Records from a collection of figures ::
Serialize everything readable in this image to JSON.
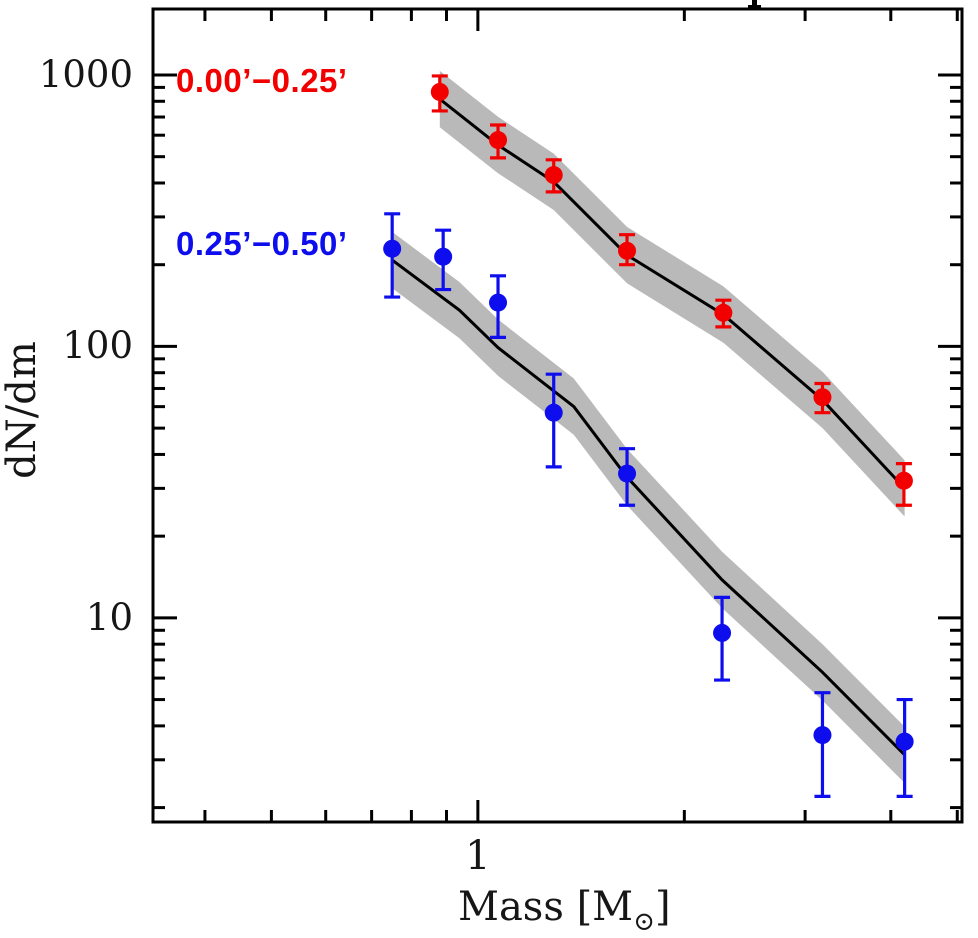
{
  "figure": {
    "background": "#ffffff",
    "axis_color": "#000000",
    "band_color": "#b9b9b9",
    "ylabel": "dN/dm",
    "xlabel_prefix": "Mass [M",
    "xlabel_sub": "⊙",
    "xlabel_suffix": "]"
  },
  "chart_data": {
    "type": "scatter",
    "title": "",
    "xlabel": "Mass [M⊙]",
    "ylabel": "dN/dm",
    "log_x": true,
    "log_y": true,
    "x_range": [
      0.336,
      5.08
    ],
    "y_range": [
      1.77,
      1750
    ],
    "grid": false,
    "legend_position": "upper-left-inside",
    "x_ticks": {
      "major": [
        1
      ],
      "minor": [
        0.4,
        0.5,
        0.6,
        0.7,
        0.8,
        0.9,
        2,
        3,
        4,
        5
      ]
    },
    "y_ticks": {
      "major": [
        10,
        100,
        1000
      ],
      "minor": [
        2,
        3,
        4,
        5,
        6,
        7,
        8,
        9,
        20,
        30,
        40,
        50,
        60,
        70,
        80,
        90,
        200,
        300,
        400,
        500,
        600,
        700,
        800,
        900
      ]
    },
    "x_tick_labels": [
      {
        "v": 1,
        "t": "1"
      }
    ],
    "y_tick_labels": [
      {
        "v": 10,
        "t": "10"
      },
      {
        "v": 100,
        "t": "100"
      },
      {
        "v": 1000,
        "t": "1000"
      }
    ],
    "series": [
      {
        "key": "red",
        "name": "0.00’−0.25’",
        "color": "#f20000",
        "marker": "circle",
        "band_factor": 1.27,
        "points": [
          {
            "m": 0.88,
            "v": 866,
            "lo": 737,
            "hi": 992
          },
          {
            "m": 1.07,
            "v": 576,
            "lo": 495,
            "hi": 654
          },
          {
            "m": 1.29,
            "v": 428,
            "lo": 371,
            "hi": 487
          },
          {
            "m": 1.65,
            "v": 225,
            "lo": 200,
            "hi": 258
          },
          {
            "m": 2.28,
            "v": 133,
            "lo": 118,
            "hi": 148
          },
          {
            "m": 3.18,
            "v": 65,
            "lo": 57,
            "hi": 73
          },
          {
            "m": 4.18,
            "v": 32,
            "lo": 26,
            "hi": 37
          }
        ],
        "fit_line": [
          [
            0.88,
            815
          ],
          [
            1.07,
            552
          ],
          [
            1.29,
            404
          ],
          [
            1.65,
            217
          ],
          [
            2.28,
            131
          ],
          [
            3.18,
            63.5
          ],
          [
            4.19,
            30
          ]
        ]
      },
      {
        "key": "blue",
        "name": "0.25’−0.50’",
        "color": "#0d0dee",
        "marker": "circle",
        "band_factor": 1.27,
        "points": [
          {
            "m": 0.75,
            "v": 229,
            "lo": 152,
            "hi": 308
          },
          {
            "m": 0.89,
            "v": 214,
            "lo": 162,
            "hi": 268
          },
          {
            "m": 1.07,
            "v": 145,
            "lo": 108,
            "hi": 182
          },
          {
            "m": 1.29,
            "v": 57,
            "lo": 36,
            "hi": 79
          },
          {
            "m": 1.65,
            "v": 34,
            "lo": 26,
            "hi": 42
          },
          {
            "m": 2.27,
            "v": 8.8,
            "lo": 5.9,
            "hi": 11.9
          },
          {
            "m": 3.18,
            "v": 3.7,
            "lo": 2.2,
            "hi": 5.3
          },
          {
            "m": 4.19,
            "v": 3.5,
            "lo": 2.2,
            "hi": 5.0
          }
        ],
        "fit_line": [
          [
            0.75,
            208
          ],
          [
            0.94,
            136
          ],
          [
            1.07,
            99
          ],
          [
            1.38,
            60
          ],
          [
            1.65,
            33
          ],
          [
            2.27,
            13.8
          ],
          [
            3.18,
            6.3
          ],
          [
            4.19,
            3.13
          ]
        ]
      }
    ]
  }
}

Job :: Set down the material exactly, every line of it, except for the pictures.

Response to the exercise ::
Serialize everything readable in this image to JSON.
{
  "figure": {
    "background": "#ffffff",
    "axis_color": "#000000",
    "band_color": "#b9b9b9",
    "ylabel": "dN/dm",
    "xlabel_prefix": "Mass [M",
    "xlabel_sub": "⊙",
    "xlabel_suffix": "]"
  },
  "chart_data": {
    "type": "scatter",
    "title": "",
    "xlabel": "Mass [M⊙]",
    "ylabel": "dN/dm",
    "log_x": true,
    "log_y": true,
    "x_range": [
      0.336,
      5.08
    ],
    "y_range": [
      1.77,
      1750
    ],
    "grid": false,
    "legend_position": "upper-left-inside",
    "x_ticks": {
      "major": [
        1
      ],
      "minor": [
        0.4,
        0.5,
        0.6,
        0.7,
        0.8,
        0.9,
        2,
        3,
        4,
        5
      ]
    },
    "y_ticks": {
      "major": [
        10,
        100,
        1000
      ],
      "minor": [
        2,
        3,
        4,
        5,
        6,
        7,
        8,
        9,
        20,
        30,
        40,
        50,
        60,
        70,
        80,
        90,
        200,
        300,
        400,
        500,
        600,
        700,
        800,
        900
      ]
    },
    "x_tick_labels": [
      {
        "v": 1,
        "t": "1"
      }
    ],
    "y_tick_labels": [
      {
        "v": 10,
        "t": "10"
      },
      {
        "v": 100,
        "t": "100"
      },
      {
        "v": 1000,
        "t": "1000"
      }
    ],
    "series": [
      {
        "key": "red",
        "name": "0.00’−0.25’",
        "color": "#f20000",
        "marker": "circle",
        "band_factor": 1.27,
        "points": [
          {
            "m": 0.88,
            "v": 866,
            "lo": 737,
            "hi": 992
          },
          {
            "m": 1.07,
            "v": 576,
            "lo": 495,
            "hi": 654
          },
          {
            "m": 1.29,
            "v": 428,
            "lo": 371,
            "hi": 487
          },
          {
            "m": 1.65,
            "v": 225,
            "lo": 200,
            "hi": 258
          },
          {
            "m": 2.28,
            "v": 133,
            "lo": 118,
            "hi": 148
          },
          {
            "m": 3.18,
            "v": 65,
            "lo": 57,
            "hi": 73
          },
          {
            "m": 4.18,
            "v": 32,
            "lo": 26,
            "hi": 37
          }
        ],
        "fit_line": [
          [
            0.88,
            815
          ],
          [
            1.07,
            552
          ],
          [
            1.29,
            404
          ],
          [
            1.65,
            217
          ],
          [
            2.28,
            131
          ],
          [
            3.18,
            63.5
          ],
          [
            4.19,
            30
          ]
        ]
      },
      {
        "key": "blue",
        "name": "0.25’−0.50’",
        "color": "#0d0dee",
        "marker": "circle",
        "band_factor": 1.27,
        "points": [
          {
            "m": 0.75,
            "v": 229,
            "lo": 152,
            "hi": 308
          },
          {
            "m": 0.89,
            "v": 214,
            "lo": 162,
            "hi": 268
          },
          {
            "m": 1.07,
            "v": 145,
            "lo": 108,
            "hi": 182
          },
          {
            "m": 1.29,
            "v": 57,
            "lo": 36,
            "hi": 79
          },
          {
            "m": 1.65,
            "v": 34,
            "lo": 26,
            "hi": 42
          },
          {
            "m": 2.27,
            "v": 8.8,
            "lo": 5.9,
            "hi": 11.9
          },
          {
            "m": 3.18,
            "v": 3.7,
            "lo": 2.2,
            "hi": 5.3
          },
          {
            "m": 4.19,
            "v": 3.5,
            "lo": 2.2,
            "hi": 5.0
          }
        ],
        "fit_line": [
          [
            0.75,
            208
          ],
          [
            0.94,
            136
          ],
          [
            1.07,
            99
          ],
          [
            1.38,
            60
          ],
          [
            1.65,
            33
          ],
          [
            2.27,
            13.8
          ],
          [
            3.18,
            6.3
          ],
          [
            4.19,
            3.13
          ]
        ]
      }
    ]
  }
}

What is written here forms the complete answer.